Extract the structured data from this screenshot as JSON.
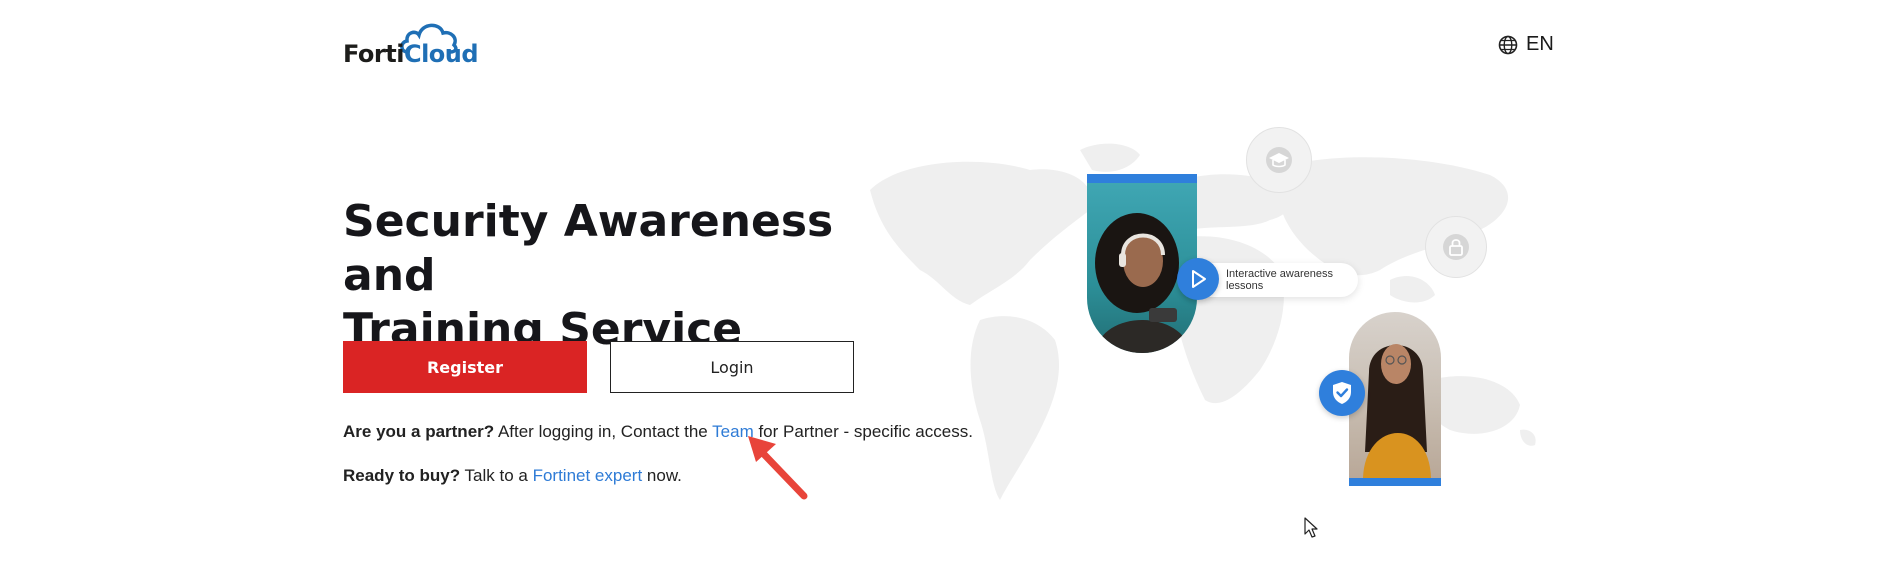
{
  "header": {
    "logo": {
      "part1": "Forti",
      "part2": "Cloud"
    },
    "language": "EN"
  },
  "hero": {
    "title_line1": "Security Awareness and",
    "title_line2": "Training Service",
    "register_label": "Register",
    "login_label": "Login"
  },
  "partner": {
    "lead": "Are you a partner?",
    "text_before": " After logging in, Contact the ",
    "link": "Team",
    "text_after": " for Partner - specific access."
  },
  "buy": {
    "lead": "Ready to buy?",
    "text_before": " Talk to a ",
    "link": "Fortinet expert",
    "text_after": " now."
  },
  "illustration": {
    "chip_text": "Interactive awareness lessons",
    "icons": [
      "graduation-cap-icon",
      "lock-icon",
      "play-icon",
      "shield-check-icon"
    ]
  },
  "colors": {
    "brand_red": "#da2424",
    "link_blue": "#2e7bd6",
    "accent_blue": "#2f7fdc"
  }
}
··········
**Exercise objective**. Using the data above, say how many lines include "lead". No other reply is needed.

**Problem solution**. 2